-- GOAL --
Tell how many lines contain the word "leaves". Reply with the number only.

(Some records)
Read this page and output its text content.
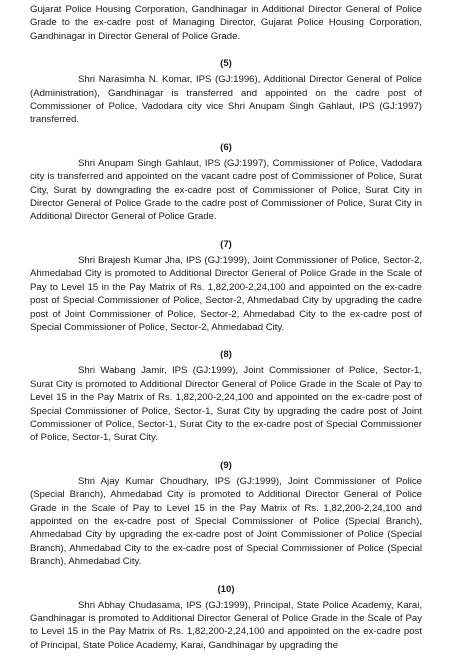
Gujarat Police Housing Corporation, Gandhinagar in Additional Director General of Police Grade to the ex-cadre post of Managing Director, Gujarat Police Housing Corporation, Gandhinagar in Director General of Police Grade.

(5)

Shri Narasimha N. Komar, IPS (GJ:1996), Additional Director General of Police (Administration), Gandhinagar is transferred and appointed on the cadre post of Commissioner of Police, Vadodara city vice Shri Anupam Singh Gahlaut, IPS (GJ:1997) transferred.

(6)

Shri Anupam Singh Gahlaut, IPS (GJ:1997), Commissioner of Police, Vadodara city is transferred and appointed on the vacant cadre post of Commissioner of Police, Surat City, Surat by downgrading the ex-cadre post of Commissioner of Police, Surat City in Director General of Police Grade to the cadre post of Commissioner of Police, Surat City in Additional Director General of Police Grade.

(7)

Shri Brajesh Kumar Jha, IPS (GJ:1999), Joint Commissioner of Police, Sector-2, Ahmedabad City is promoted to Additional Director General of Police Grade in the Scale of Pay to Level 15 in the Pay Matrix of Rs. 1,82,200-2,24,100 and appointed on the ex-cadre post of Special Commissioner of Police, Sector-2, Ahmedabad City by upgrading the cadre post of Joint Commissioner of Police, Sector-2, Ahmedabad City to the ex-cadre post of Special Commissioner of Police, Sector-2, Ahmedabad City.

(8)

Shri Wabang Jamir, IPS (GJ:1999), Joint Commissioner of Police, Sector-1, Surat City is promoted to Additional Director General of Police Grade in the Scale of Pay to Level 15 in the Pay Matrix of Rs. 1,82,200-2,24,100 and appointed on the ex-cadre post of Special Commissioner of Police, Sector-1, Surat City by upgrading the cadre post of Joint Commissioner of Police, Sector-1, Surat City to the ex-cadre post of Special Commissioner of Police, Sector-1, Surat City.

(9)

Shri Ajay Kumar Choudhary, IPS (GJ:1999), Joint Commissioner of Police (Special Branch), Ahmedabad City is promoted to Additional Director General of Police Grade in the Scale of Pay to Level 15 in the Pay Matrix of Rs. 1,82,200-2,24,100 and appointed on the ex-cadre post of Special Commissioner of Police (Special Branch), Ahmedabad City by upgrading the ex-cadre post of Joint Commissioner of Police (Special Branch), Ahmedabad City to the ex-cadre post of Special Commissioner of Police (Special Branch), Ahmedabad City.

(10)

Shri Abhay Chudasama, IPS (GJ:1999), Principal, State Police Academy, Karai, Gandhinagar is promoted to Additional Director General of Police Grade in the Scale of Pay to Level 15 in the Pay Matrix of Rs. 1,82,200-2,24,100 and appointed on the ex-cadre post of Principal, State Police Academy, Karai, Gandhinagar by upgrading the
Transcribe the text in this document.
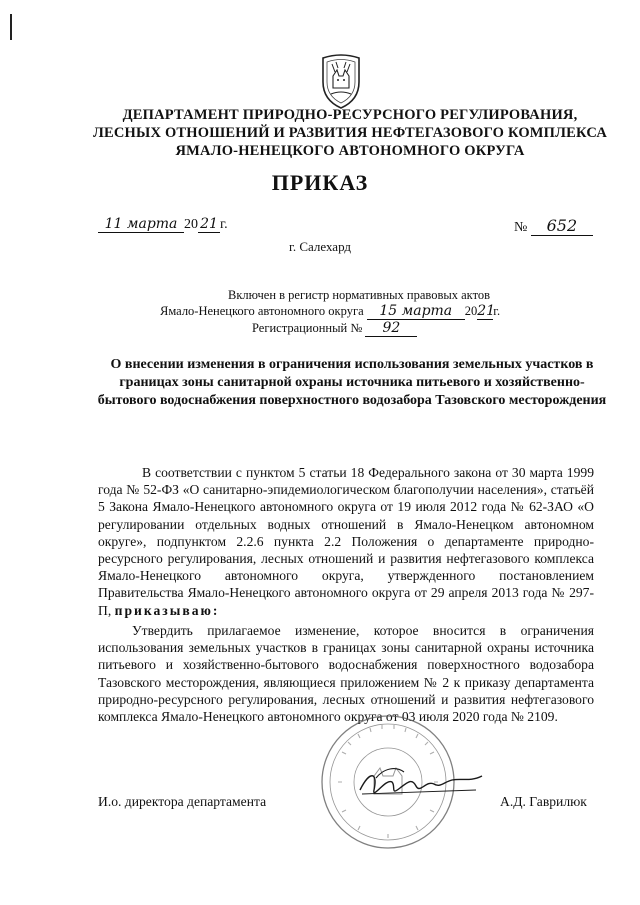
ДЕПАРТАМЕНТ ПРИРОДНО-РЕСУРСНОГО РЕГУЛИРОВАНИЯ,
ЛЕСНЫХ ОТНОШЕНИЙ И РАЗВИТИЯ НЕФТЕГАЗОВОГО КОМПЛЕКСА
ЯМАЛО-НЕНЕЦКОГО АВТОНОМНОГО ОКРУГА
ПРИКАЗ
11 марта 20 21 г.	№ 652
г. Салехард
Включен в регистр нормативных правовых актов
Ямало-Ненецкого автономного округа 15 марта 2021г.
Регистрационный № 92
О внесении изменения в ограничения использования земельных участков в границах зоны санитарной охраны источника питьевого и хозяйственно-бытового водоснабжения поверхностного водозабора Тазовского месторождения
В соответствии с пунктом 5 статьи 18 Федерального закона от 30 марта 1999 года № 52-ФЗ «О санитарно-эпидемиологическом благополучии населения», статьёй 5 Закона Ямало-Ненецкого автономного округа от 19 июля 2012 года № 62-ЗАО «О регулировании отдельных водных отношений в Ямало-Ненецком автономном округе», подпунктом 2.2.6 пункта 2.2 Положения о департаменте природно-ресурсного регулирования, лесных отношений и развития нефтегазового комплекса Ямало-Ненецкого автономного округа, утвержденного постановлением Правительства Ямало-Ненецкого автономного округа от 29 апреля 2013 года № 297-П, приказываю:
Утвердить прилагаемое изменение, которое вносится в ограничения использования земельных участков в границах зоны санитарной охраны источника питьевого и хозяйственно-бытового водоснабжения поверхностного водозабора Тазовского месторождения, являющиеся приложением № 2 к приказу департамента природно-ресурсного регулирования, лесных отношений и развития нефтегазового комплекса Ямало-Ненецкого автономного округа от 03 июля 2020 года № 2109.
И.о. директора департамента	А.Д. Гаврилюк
==
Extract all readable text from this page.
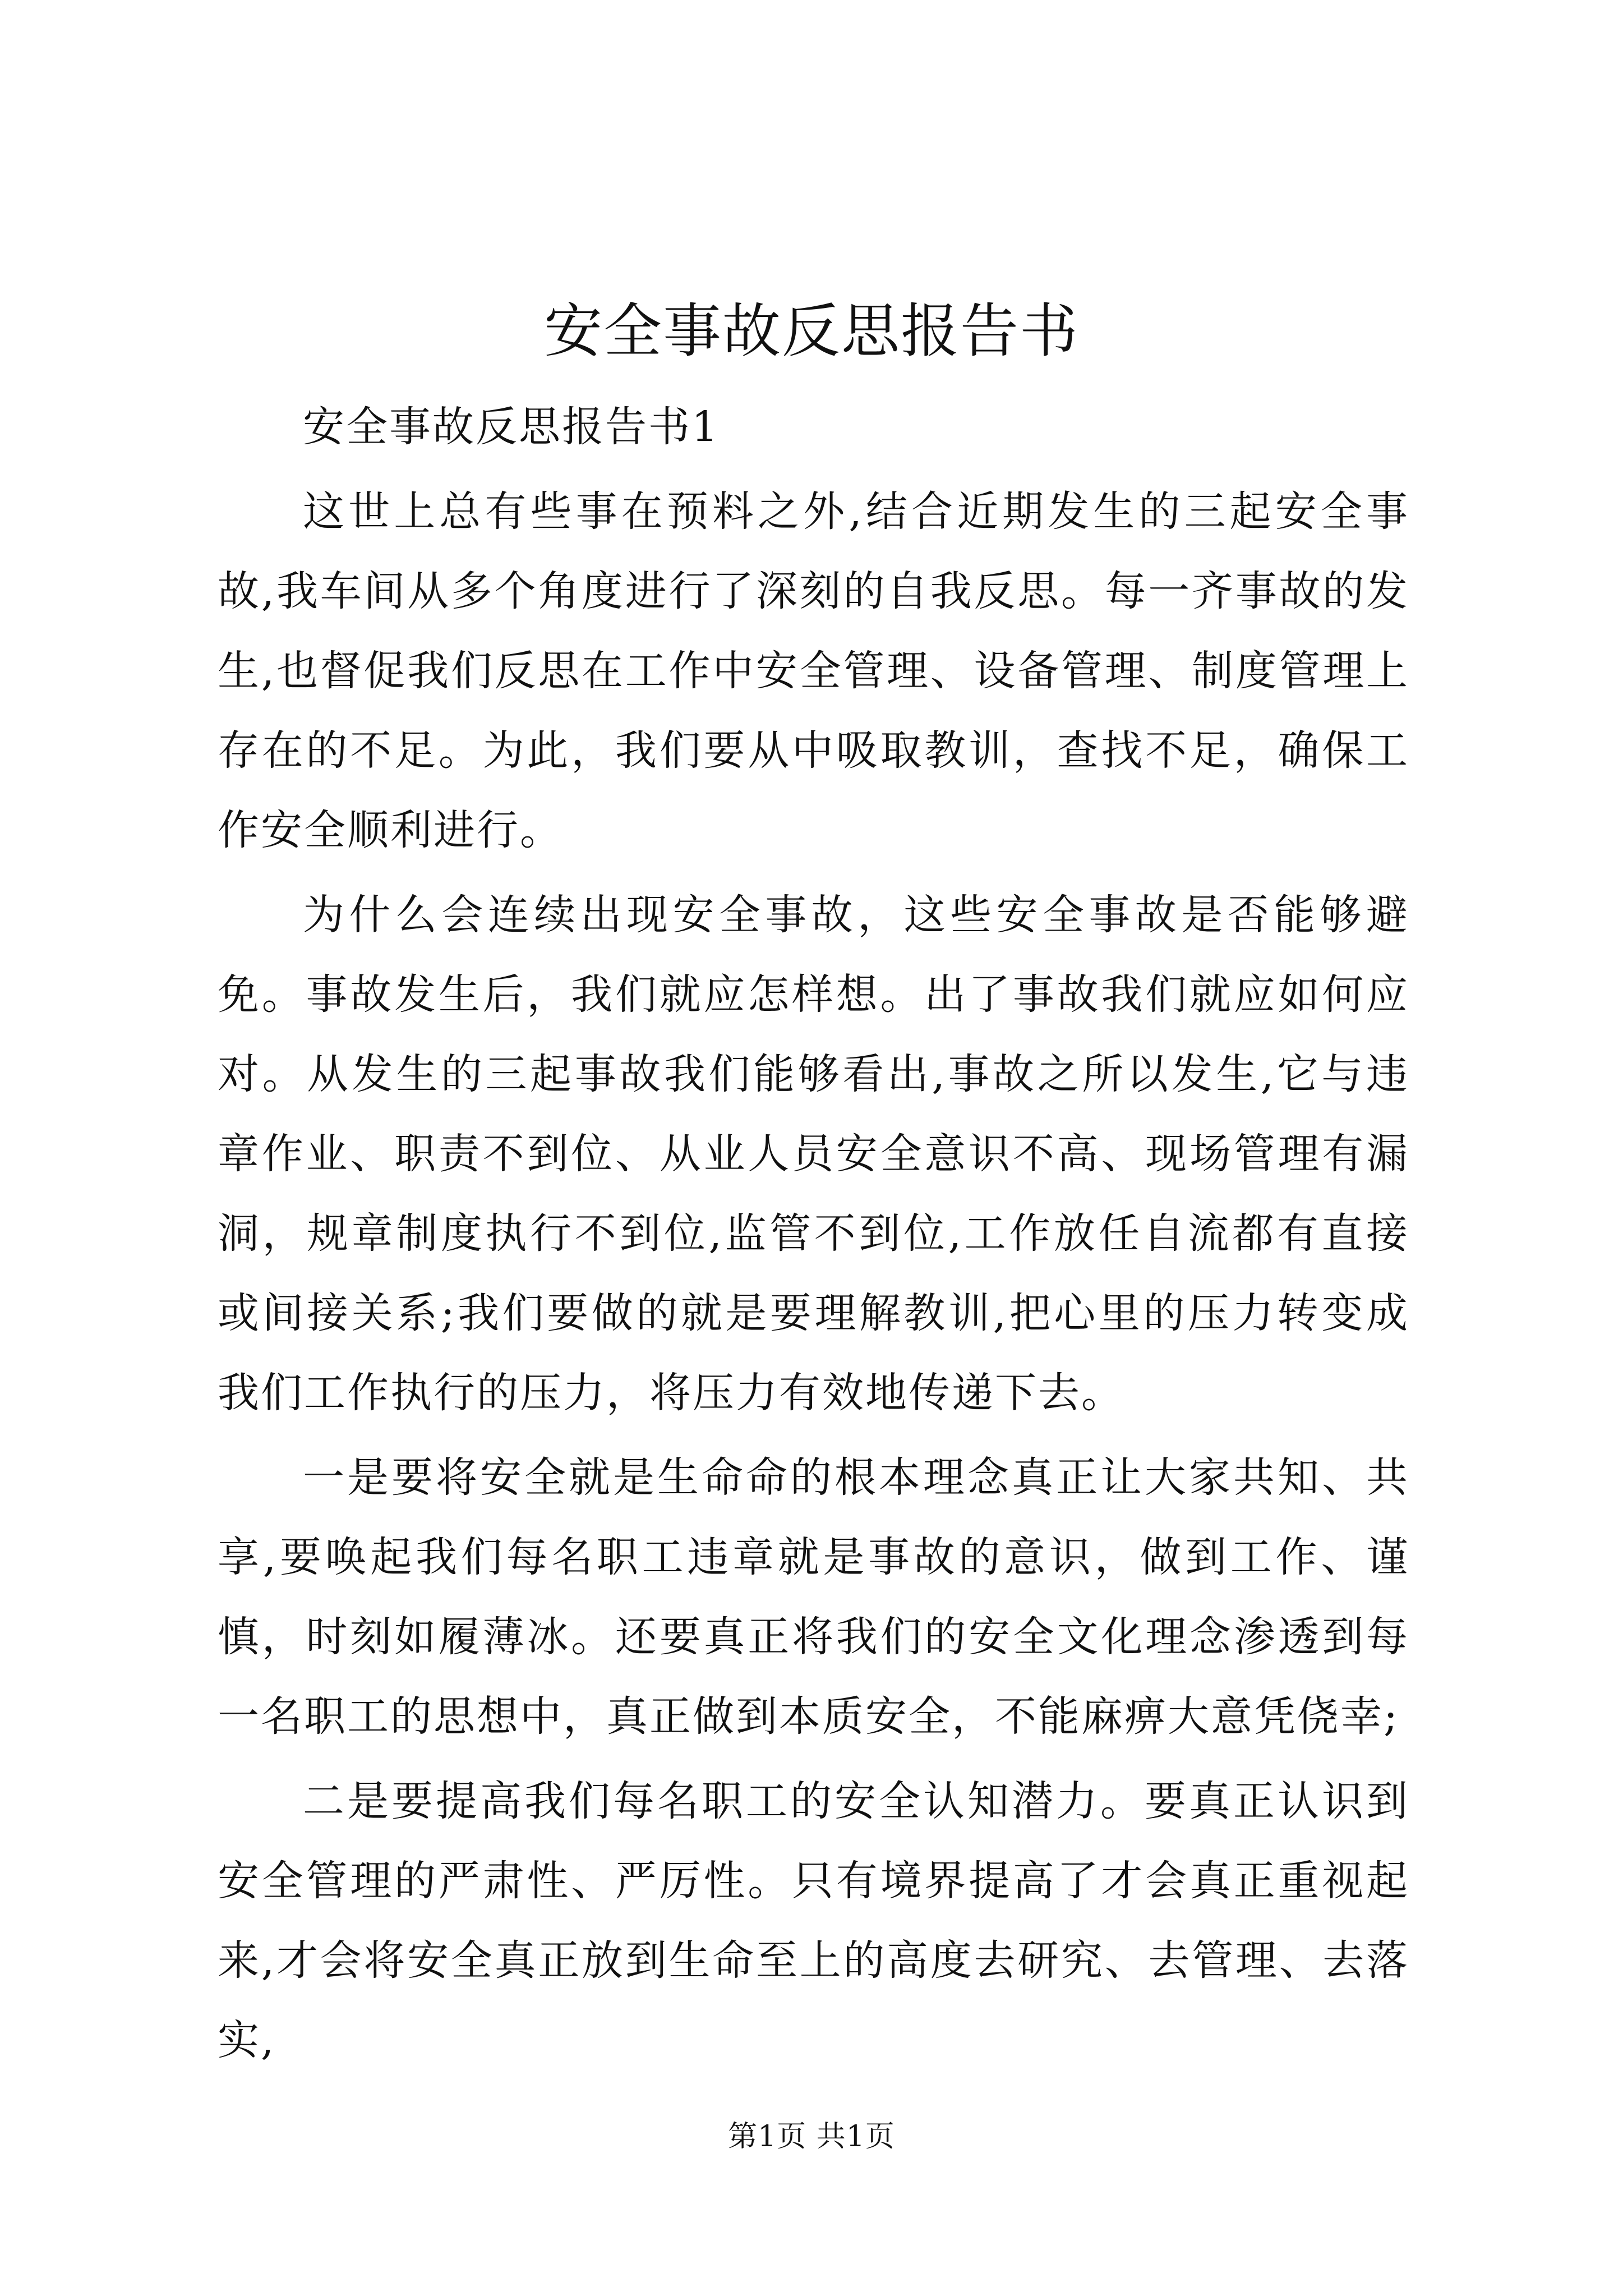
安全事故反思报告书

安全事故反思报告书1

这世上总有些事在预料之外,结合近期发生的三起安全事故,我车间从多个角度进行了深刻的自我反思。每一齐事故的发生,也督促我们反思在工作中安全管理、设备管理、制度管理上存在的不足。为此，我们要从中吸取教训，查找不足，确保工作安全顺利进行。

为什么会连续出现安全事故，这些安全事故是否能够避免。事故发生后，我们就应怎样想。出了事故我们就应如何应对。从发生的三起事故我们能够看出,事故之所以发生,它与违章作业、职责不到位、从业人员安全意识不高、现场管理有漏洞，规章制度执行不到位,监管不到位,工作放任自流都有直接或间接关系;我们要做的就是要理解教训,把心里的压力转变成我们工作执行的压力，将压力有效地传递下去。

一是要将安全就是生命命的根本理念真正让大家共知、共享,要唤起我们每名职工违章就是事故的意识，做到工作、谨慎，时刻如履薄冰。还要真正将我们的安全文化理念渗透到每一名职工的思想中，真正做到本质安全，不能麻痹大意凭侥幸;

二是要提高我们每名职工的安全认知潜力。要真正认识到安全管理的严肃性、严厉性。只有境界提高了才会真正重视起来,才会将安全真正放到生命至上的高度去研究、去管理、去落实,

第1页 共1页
...
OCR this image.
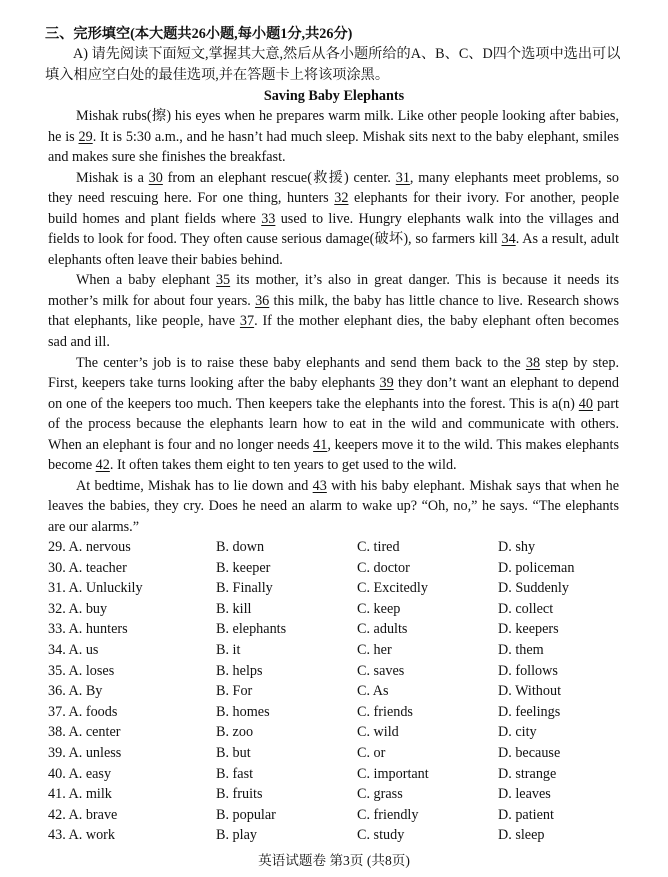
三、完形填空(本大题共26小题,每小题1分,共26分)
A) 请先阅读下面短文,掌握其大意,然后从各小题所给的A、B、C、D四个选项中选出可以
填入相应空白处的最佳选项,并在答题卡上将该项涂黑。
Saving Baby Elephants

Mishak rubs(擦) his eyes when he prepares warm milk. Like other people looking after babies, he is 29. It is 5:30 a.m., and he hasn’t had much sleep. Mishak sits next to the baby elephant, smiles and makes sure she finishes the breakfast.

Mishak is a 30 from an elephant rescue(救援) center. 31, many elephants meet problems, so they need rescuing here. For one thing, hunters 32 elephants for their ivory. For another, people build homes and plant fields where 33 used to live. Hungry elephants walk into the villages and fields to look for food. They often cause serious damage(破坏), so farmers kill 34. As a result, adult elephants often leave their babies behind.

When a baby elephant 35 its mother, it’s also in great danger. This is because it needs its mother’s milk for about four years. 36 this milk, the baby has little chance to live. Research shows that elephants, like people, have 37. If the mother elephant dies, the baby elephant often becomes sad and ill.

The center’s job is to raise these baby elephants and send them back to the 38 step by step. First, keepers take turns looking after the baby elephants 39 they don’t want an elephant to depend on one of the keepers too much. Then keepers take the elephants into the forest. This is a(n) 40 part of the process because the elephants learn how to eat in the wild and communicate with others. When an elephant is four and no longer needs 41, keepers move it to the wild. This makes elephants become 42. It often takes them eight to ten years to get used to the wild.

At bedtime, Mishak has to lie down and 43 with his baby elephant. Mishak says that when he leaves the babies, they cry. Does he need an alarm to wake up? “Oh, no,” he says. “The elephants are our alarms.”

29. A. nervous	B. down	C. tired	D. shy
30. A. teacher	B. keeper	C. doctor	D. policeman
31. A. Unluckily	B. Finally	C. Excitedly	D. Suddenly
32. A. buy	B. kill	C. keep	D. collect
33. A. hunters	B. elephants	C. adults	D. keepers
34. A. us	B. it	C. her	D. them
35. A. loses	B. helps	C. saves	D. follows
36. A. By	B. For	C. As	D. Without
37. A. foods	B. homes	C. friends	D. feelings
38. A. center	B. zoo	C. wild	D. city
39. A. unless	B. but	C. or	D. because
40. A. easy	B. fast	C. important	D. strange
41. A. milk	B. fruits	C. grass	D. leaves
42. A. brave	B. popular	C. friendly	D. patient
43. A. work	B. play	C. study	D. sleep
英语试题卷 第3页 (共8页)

-- OUTPUT OF THE TASK --
2